> [STATED PROBLEM]: With the pictures omitted, write out the entries that follow exactly as they stand.

Extracted records
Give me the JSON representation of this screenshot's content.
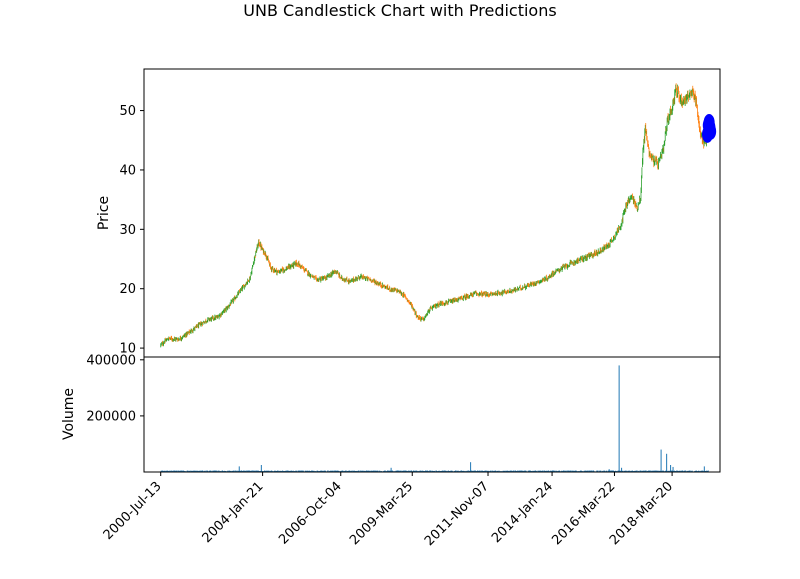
{
  "chart_data": {
    "type": "candlestick",
    "title": "UNB Candlestick Chart with Predictions",
    "price_panel": {
      "ylabel": "Price",
      "ylim": [
        8.5,
        57
      ],
      "yticks": [
        10,
        20,
        30,
        40,
        50
      ],
      "colors": {
        "up": "#2ca02c",
        "down": "#ff7f0e",
        "prediction": "#0000ff"
      },
      "close_series": [
        [
          "2000-07-13",
          10.5
        ],
        [
          "2000-10-15",
          11.6
        ],
        [
          "2001-03-01",
          11.5
        ],
        [
          "2001-07-01",
          12.6
        ],
        [
          "2001-11-01",
          13.8
        ],
        [
          "2002-03-01",
          14.8
        ],
        [
          "2002-07-01",
          15.2
        ],
        [
          "2002-11-01",
          16.8
        ],
        [
          "2003-03-01",
          18.8
        ],
        [
          "2003-06-01",
          20.5
        ],
        [
          "2003-08-15",
          21.8
        ],
        [
          "2003-10-15",
          25.5
        ],
        [
          "2003-12-01",
          27.8
        ],
        [
          "2004-01-21",
          26.5
        ],
        [
          "2004-03-01",
          25.8
        ],
        [
          "2004-05-01",
          23.5
        ],
        [
          "2004-08-01",
          22.8
        ],
        [
          "2004-12-01",
          23.5
        ],
        [
          "2005-04-01",
          24.3
        ],
        [
          "2005-08-01",
          22.8
        ],
        [
          "2005-12-01",
          21.5
        ],
        [
          "2006-04-01",
          21.8
        ],
        [
          "2006-08-01",
          23.0
        ],
        [
          "2006-10-04",
          21.8
        ],
        [
          "2007-02-01",
          21.2
        ],
        [
          "2007-06-01",
          22.0
        ],
        [
          "2007-10-01",
          21.6
        ],
        [
          "2008-02-01",
          20.8
        ],
        [
          "2008-06-01",
          20.0
        ],
        [
          "2008-10-01",
          19.6
        ],
        [
          "2009-01-01",
          18.6
        ],
        [
          "2009-03-25",
          17.0
        ],
        [
          "2009-06-01",
          15.2
        ],
        [
          "2009-08-15",
          14.8
        ],
        [
          "2009-11-01",
          16.5
        ],
        [
          "2010-03-01",
          17.5
        ],
        [
          "2010-08-01",
          17.8
        ],
        [
          "2011-01-01",
          18.5
        ],
        [
          "2011-06-01",
          19.2
        ],
        [
          "2011-11-07",
          19.0
        ],
        [
          "2012-04-01",
          19.3
        ],
        [
          "2012-09-01",
          19.6
        ],
        [
          "2013-02-01",
          20.3
        ],
        [
          "2013-07-01",
          21.0
        ],
        [
          "2013-12-01",
          21.8
        ],
        [
          "2014-01-24",
          22.5
        ],
        [
          "2014-06-01",
          23.5
        ],
        [
          "2014-11-01",
          24.5
        ],
        [
          "2015-04-01",
          25.3
        ],
        [
          "2015-09-01",
          26.2
        ],
        [
          "2016-01-01",
          27.3
        ],
        [
          "2016-03-22",
          28.8
        ],
        [
          "2016-06-01",
          30.5
        ],
        [
          "2016-09-01",
          34.5
        ],
        [
          "2016-11-01",
          35.5
        ],
        [
          "2017-01-01",
          33.5
        ],
        [
          "2017-02-15",
          35.5
        ],
        [
          "2017-03-15",
          43.0
        ],
        [
          "2017-04-15",
          47.0
        ],
        [
          "2017-06-01",
          43.0
        ],
        [
          "2017-08-01",
          41.5
        ],
        [
          "2017-10-01",
          41.0
        ],
        [
          "2017-12-01",
          43.5
        ],
        [
          "2018-01-15",
          48.0
        ],
        [
          "2018-03-20",
          50.5
        ],
        [
          "2018-05-01",
          53.5
        ],
        [
          "2018-06-15",
          52.5
        ],
        [
          "2018-08-01",
          51.5
        ],
        [
          "2018-10-01",
          52.5
        ],
        [
          "2018-12-01",
          52.8
        ],
        [
          "2019-01-15",
          52.0
        ],
        [
          "2019-03-01",
          47.0
        ],
        [
          "2019-04-15",
          44.5
        ],
        [
          "2019-06-01",
          45.5
        ]
      ],
      "predictions": [
        [
          "2019-06-10",
          46.0
        ],
        [
          "2019-06-20",
          47.5
        ],
        [
          "2019-07-01",
          48.0
        ],
        [
          "2019-07-10",
          47.2
        ],
        [
          "2019-07-20",
          46.5
        ]
      ]
    },
    "volume_panel": {
      "ylabel": "Volume",
      "ylim": [
        0,
        410000
      ],
      "yticks": [
        200000,
        400000
      ],
      "ytick_labels": [
        "200000",
        "400000"
      ],
      "color": "#1f77b4",
      "baseline": 3000,
      "spikes": [
        [
          "2003-04-01",
          20000
        ],
        [
          "2004-01-05",
          25000
        ],
        [
          "2008-07-01",
          15000
        ],
        [
          "2011-04-01",
          35000
        ],
        [
          "2016-01-15",
          10000
        ],
        [
          "2016-05-20",
          380000
        ],
        [
          "2016-06-20",
          15000
        ],
        [
          "2017-11-01",
          80000
        ],
        [
          "2018-01-10",
          65000
        ],
        [
          "2018-03-01",
          25000
        ],
        [
          "2018-04-01",
          18000
        ],
        [
          "2019-05-01",
          20000
        ]
      ]
    },
    "xticks": [
      "2000-Jul-13",
      "2004-Jan-21",
      "2006-Oct-04",
      "2009-Mar-25",
      "2011-Nov-07",
      "2014-Jan-24",
      "2016-Mar-22",
      "2018-Mar-20"
    ],
    "xtick_dates": [
      "2000-07-13",
      "2004-01-21",
      "2006-10-04",
      "2009-03-25",
      "2011-11-07",
      "2014-01-24",
      "2016-03-22",
      "2018-03-20"
    ],
    "xlim": [
      "1999-12-15",
      "2019-11-15"
    ]
  }
}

> [SOLUTION BELOW]:
Give me the JSON representation of this screenshot's content.
{
  "chart_data": {
    "type": "candlestick",
    "title": "UNB Candlestick Chart with Predictions",
    "price_panel": {
      "ylabel": "Price",
      "ylim": [
        8.5,
        57
      ],
      "yticks": [
        10,
        20,
        30,
        40,
        50
      ],
      "colors": {
        "up": "#2ca02c",
        "down": "#ff7f0e",
        "prediction": "#0000ff"
      },
      "close_series": [
        [
          "2000-07-13",
          10.5
        ],
        [
          "2000-10-15",
          11.6
        ],
        [
          "2001-03-01",
          11.5
        ],
        [
          "2001-07-01",
          12.6
        ],
        [
          "2001-11-01",
          13.8
        ],
        [
          "2002-03-01",
          14.8
        ],
        [
          "2002-07-01",
          15.2
        ],
        [
          "2002-11-01",
          16.8
        ],
        [
          "2003-03-01",
          18.8
        ],
        [
          "2003-06-01",
          20.5
        ],
        [
          "2003-08-15",
          21.8
        ],
        [
          "2003-10-15",
          25.5
        ],
        [
          "2003-12-01",
          27.8
        ],
        [
          "2004-01-21",
          26.5
        ],
        [
          "2004-03-01",
          25.8
        ],
        [
          "2004-05-01",
          23.5
        ],
        [
          "2004-08-01",
          22.8
        ],
        [
          "2004-12-01",
          23.5
        ],
        [
          "2005-04-01",
          24.3
        ],
        [
          "2005-08-01",
          22.8
        ],
        [
          "2005-12-01",
          21.5
        ],
        [
          "2006-04-01",
          21.8
        ],
        [
          "2006-08-01",
          23.0
        ],
        [
          "2006-10-04",
          21.8
        ],
        [
          "2007-02-01",
          21.2
        ],
        [
          "2007-06-01",
          22.0
        ],
        [
          "2007-10-01",
          21.6
        ],
        [
          "2008-02-01",
          20.8
        ],
        [
          "2008-06-01",
          20.0
        ],
        [
          "2008-10-01",
          19.6
        ],
        [
          "2009-01-01",
          18.6
        ],
        [
          "2009-03-25",
          17.0
        ],
        [
          "2009-06-01",
          15.2
        ],
        [
          "2009-08-15",
          14.8
        ],
        [
          "2009-11-01",
          16.5
        ],
        [
          "2010-03-01",
          17.5
        ],
        [
          "2010-08-01",
          17.8
        ],
        [
          "2011-01-01",
          18.5
        ],
        [
          "2011-06-01",
          19.2
        ],
        [
          "2011-11-07",
          19.0
        ],
        [
          "2012-04-01",
          19.3
        ],
        [
          "2012-09-01",
          19.6
        ],
        [
          "2013-02-01",
          20.3
        ],
        [
          "2013-07-01",
          21.0
        ],
        [
          "2013-12-01",
          21.8
        ],
        [
          "2014-01-24",
          22.5
        ],
        [
          "2014-06-01",
          23.5
        ],
        [
          "2014-11-01",
          24.5
        ],
        [
          "2015-04-01",
          25.3
        ],
        [
          "2015-09-01",
          26.2
        ],
        [
          "2016-01-01",
          27.3
        ],
        [
          "2016-03-22",
          28.8
        ],
        [
          "2016-06-01",
          30.5
        ],
        [
          "2016-09-01",
          34.5
        ],
        [
          "2016-11-01",
          35.5
        ],
        [
          "2017-01-01",
          33.5
        ],
        [
          "2017-02-15",
          35.5
        ],
        [
          "2017-03-15",
          43.0
        ],
        [
          "2017-04-15",
          47.0
        ],
        [
          "2017-06-01",
          43.0
        ],
        [
          "2017-08-01",
          41.5
        ],
        [
          "2017-10-01",
          41.0
        ],
        [
          "2017-12-01",
          43.5
        ],
        [
          "2018-01-15",
          48.0
        ],
        [
          "2018-03-20",
          50.5
        ],
        [
          "2018-05-01",
          53.5
        ],
        [
          "2018-06-15",
          52.5
        ],
        [
          "2018-08-01",
          51.5
        ],
        [
          "2018-10-01",
          52.5
        ],
        [
          "2018-12-01",
          52.8
        ],
        [
          "2019-01-15",
          52.0
        ],
        [
          "2019-03-01",
          47.0
        ],
        [
          "2019-04-15",
          44.5
        ],
        [
          "2019-06-01",
          45.5
        ]
      ],
      "predictions": [
        [
          "2019-06-10",
          46.0
        ],
        [
          "2019-06-20",
          47.5
        ],
        [
          "2019-07-01",
          48.0
        ],
        [
          "2019-07-10",
          47.2
        ],
        [
          "2019-07-20",
          46.5
        ]
      ]
    },
    "volume_panel": {
      "ylabel": "Volume",
      "ylim": [
        0,
        410000
      ],
      "yticks": [
        200000,
        400000
      ],
      "ytick_labels": [
        "200000",
        "400000"
      ],
      "color": "#1f77b4",
      "baseline": 3000,
      "spikes": [
        [
          "2003-04-01",
          20000
        ],
        [
          "2004-01-05",
          25000
        ],
        [
          "2008-07-01",
          15000
        ],
        [
          "2011-04-01",
          35000
        ],
        [
          "2016-01-15",
          10000
        ],
        [
          "2016-05-20",
          380000
        ],
        [
          "2016-06-20",
          15000
        ],
        [
          "2017-11-01",
          80000
        ],
        [
          "2018-01-10",
          65000
        ],
        [
          "2018-03-01",
          25000
        ],
        [
          "2018-04-01",
          18000
        ],
        [
          "2019-05-01",
          20000
        ]
      ]
    },
    "xticks": [
      "2000-Jul-13",
      "2004-Jan-21",
      "2006-Oct-04",
      "2009-Mar-25",
      "2011-Nov-07",
      "2014-Jan-24",
      "2016-Mar-22",
      "2018-Mar-20"
    ],
    "xtick_dates": [
      "2000-07-13",
      "2004-01-21",
      "2006-10-04",
      "2009-03-25",
      "2011-11-07",
      "2014-01-24",
      "2016-03-22",
      "2018-03-20"
    ],
    "xlim": [
      "1999-12-15",
      "2019-11-15"
    ]
  }
}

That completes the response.